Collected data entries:
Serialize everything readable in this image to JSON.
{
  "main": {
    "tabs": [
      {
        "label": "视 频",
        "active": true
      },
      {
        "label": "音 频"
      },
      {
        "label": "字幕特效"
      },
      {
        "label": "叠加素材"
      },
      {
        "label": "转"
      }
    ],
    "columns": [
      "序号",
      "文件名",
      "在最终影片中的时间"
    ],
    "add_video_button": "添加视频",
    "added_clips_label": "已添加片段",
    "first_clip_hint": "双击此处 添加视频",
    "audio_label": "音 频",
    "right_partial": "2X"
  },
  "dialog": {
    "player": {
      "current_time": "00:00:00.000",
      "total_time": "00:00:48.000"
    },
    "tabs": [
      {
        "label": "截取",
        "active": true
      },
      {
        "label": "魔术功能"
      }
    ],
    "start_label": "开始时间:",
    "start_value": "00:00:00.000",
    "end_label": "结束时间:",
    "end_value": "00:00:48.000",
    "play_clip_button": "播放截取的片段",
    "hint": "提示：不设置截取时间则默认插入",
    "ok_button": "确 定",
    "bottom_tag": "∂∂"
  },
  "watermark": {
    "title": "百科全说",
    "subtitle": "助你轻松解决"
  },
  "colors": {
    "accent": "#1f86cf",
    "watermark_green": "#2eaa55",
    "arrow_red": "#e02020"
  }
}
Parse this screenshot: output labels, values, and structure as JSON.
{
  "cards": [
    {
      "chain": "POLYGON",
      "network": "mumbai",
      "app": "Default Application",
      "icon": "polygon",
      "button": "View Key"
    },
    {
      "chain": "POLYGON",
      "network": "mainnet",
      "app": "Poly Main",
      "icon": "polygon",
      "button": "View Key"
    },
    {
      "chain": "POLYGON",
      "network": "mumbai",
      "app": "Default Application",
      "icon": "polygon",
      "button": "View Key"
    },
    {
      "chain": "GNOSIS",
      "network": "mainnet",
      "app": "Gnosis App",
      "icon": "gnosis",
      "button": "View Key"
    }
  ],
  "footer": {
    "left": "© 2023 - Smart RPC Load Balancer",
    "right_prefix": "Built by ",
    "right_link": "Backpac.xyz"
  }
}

PROBLEM DESCRIPTION.
Reproduce the data, keeping every line exactly the same.

CORRECT ANSWER.
Serialize everything readable in this image to JSON.
{
  "main": {
    "tabs": [
      {
        "label": "视 频",
        "active": true
      },
      {
        "label": "音 频"
      },
      {
        "label": "字幕特效"
      },
      {
        "label": "叠加素材"
      },
      {
        "label": "转"
      }
    ],
    "columns": [
      "序号",
      "文件名",
      "在最终影片中的时间"
    ],
    "add_video_button": "添加视频",
    "added_clips_label": "已添加片段",
    "first_clip_hint": "双击此处 添加视频",
    "audio_label": "音 频",
    "right_partial": "2X"
  },
  "dialog": {
    "player": {
      "current_time": "00:00:00.000",
      "total_time": "00:00:48.000"
    },
    "tabs": [
      {
        "label": "截取",
        "active": true
      },
      {
        "label": "魔术功能"
      }
    ],
    "start_label": "开始时间:",
    "start_value": "00:00:00.000",
    "end_label": "结束时间:",
    "end_value": "00:00:48.000",
    "play_clip_button": "播放截取的片段",
    "hint": "提示：不设置截取时间则默认插入",
    "ok_button": "确 定",
    "bottom_tag": "∂∂"
  },
  "watermark": {
    "title": "百科全说",
    "subtitle": "助你轻松解决"
  },
  "colors": {
    "accent": "#1f86cf",
    "watermark_green": "#2eaa55",
    "arrow_red": "#e02020"
  }
}
Parse this screenshot: output labels, values, and structure as JSON.
{
  "cards": [
    {
      "chain": "POLYGON",
      "network": "mumbai",
      "app": "Default Application",
      "icon": "polygon",
      "button": "View Key"
    },
    {
      "chain": "POLYGON",
      "network": "mainnet",
      "app": "Poly Main",
      "icon": "polygon",
      "button": "View Key"
    },
    {
      "chain": "POLYGON",
      "network": "mumbai",
      "app": "Default Application",
      "icon": "polygon",
      "button": "View Key"
    },
    {
      "chain": "GNOSIS",
      "network": "mainnet",
      "app": "Gnosis App",
      "icon": "gnosis",
      "button": "View Key"
    }
  ],
  "footer": {
    "left": "© 2023 - Smart RPC Load Balancer",
    "right_prefix": "Built by ",
    "right_link": "Backpac.xyz"
  }
}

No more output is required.